** Instructions for the task **
Search the material for "KRAKEN" and show all lines that contain it.
________________________
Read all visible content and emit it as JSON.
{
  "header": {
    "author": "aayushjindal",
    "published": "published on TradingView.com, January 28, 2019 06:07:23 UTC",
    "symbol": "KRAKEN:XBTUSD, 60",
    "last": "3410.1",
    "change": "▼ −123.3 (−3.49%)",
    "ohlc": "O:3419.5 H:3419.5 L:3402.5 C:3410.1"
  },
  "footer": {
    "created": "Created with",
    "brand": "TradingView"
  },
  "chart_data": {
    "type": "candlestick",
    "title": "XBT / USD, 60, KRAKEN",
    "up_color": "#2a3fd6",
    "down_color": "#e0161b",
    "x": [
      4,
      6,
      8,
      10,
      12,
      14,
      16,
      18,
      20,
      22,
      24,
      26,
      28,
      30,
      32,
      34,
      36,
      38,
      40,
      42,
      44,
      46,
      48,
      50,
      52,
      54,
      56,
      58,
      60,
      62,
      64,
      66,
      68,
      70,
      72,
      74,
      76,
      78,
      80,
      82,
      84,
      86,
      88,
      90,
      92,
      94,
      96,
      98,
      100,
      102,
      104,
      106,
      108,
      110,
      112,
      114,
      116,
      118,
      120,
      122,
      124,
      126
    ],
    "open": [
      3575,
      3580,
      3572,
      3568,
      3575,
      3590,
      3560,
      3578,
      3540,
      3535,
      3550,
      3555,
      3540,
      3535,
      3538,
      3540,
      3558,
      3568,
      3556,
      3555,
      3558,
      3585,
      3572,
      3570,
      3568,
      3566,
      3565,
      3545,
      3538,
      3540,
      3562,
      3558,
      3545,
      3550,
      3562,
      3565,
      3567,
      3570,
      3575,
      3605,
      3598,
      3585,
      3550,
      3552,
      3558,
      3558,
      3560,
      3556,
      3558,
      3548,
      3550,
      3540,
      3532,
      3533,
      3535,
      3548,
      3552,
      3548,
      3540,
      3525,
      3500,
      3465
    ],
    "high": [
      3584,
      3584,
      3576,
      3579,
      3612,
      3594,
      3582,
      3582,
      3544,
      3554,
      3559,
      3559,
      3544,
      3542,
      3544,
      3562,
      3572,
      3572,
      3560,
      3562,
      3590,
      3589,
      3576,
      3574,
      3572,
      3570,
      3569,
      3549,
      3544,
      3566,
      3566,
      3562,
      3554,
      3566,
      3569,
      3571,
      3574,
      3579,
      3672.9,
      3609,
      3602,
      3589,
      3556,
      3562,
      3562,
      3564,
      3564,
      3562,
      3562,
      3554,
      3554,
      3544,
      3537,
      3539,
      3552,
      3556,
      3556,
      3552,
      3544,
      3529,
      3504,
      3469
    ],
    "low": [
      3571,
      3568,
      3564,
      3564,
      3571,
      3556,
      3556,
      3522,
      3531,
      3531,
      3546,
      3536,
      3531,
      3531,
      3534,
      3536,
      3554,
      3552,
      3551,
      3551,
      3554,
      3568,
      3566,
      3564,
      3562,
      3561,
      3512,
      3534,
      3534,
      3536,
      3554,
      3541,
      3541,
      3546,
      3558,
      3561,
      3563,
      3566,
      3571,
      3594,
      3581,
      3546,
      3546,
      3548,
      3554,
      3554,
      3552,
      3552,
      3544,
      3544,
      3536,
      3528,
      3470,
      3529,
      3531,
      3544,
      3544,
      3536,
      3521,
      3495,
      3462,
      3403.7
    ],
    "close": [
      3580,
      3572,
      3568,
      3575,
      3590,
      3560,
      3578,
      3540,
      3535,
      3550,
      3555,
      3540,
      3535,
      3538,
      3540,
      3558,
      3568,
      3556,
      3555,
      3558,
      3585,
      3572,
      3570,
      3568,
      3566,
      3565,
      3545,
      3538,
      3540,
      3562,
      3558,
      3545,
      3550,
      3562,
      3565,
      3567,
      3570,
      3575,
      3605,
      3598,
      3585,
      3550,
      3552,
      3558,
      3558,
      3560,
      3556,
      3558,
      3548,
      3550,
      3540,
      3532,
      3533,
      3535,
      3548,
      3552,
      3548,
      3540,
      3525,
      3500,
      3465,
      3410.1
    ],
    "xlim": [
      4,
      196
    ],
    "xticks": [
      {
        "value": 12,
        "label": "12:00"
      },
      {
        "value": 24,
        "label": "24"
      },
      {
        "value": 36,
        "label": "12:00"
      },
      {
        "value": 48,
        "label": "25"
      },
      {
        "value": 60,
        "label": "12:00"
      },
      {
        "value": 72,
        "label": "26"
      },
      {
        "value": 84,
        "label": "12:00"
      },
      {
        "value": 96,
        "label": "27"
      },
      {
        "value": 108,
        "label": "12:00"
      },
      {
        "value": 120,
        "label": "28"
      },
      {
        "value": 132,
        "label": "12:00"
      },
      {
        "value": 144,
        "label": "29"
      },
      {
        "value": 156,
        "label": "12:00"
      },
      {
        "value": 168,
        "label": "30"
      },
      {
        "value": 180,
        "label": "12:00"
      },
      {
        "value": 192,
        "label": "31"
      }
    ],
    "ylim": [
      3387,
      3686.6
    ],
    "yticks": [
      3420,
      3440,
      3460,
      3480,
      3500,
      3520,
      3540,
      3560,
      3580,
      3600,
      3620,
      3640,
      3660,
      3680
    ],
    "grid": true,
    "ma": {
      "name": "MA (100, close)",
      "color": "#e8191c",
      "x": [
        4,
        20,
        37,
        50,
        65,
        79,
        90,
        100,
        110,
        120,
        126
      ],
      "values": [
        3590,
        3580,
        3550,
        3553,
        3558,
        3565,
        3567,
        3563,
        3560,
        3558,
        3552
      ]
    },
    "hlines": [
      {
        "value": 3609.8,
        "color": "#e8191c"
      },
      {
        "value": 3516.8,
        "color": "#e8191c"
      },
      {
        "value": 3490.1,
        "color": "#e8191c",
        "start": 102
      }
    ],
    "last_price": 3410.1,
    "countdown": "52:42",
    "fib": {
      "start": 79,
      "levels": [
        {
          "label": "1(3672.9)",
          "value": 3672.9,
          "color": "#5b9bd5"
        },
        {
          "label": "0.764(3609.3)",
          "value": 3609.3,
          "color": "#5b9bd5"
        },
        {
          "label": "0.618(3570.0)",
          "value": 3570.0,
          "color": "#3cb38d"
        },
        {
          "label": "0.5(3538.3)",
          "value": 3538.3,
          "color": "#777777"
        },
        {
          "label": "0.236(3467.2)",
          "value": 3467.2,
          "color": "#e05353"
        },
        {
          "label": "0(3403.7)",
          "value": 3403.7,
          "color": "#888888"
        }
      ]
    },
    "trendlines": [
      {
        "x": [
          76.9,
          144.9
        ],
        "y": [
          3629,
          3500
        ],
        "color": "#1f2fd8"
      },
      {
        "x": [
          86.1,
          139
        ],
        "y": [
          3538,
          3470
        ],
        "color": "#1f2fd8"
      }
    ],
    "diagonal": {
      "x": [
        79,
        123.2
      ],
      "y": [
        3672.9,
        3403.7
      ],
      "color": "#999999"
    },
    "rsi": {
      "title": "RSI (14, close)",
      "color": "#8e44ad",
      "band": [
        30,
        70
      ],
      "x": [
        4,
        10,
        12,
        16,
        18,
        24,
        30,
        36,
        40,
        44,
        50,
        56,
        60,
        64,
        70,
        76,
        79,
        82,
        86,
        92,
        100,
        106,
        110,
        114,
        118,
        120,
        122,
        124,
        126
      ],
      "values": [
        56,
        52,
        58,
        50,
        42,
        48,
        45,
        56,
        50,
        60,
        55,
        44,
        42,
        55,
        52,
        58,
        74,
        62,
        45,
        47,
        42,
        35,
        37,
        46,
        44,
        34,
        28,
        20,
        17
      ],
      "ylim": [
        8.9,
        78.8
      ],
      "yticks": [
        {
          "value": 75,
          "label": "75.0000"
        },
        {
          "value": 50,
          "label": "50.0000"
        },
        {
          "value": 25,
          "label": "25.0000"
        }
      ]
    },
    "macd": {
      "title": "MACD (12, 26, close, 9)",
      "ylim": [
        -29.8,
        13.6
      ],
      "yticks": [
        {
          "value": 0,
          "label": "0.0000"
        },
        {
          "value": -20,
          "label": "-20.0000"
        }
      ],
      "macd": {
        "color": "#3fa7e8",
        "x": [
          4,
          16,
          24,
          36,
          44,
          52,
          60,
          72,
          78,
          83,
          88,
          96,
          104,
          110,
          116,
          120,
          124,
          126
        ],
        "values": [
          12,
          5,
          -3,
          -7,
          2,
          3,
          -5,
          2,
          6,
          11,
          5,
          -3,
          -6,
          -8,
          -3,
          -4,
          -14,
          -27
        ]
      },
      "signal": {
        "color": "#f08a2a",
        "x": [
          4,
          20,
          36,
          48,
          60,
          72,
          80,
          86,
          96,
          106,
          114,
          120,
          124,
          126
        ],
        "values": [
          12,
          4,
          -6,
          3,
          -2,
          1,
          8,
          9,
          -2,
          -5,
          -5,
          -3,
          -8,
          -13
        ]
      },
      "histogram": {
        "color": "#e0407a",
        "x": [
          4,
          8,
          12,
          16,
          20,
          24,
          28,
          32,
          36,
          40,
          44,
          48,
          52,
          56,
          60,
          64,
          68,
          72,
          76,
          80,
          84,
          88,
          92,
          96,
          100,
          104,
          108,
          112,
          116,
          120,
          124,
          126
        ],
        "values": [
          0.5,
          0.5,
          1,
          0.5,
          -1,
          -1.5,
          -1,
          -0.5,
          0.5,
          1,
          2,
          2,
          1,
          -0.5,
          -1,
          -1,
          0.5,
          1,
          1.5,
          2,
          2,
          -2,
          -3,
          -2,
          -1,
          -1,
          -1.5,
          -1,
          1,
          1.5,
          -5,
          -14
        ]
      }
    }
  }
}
________________________
** Task result **
    "symbol": "KRAKEN:XBTUSD, 60",
    "title": "XBT / USD, 60, KRAKEN",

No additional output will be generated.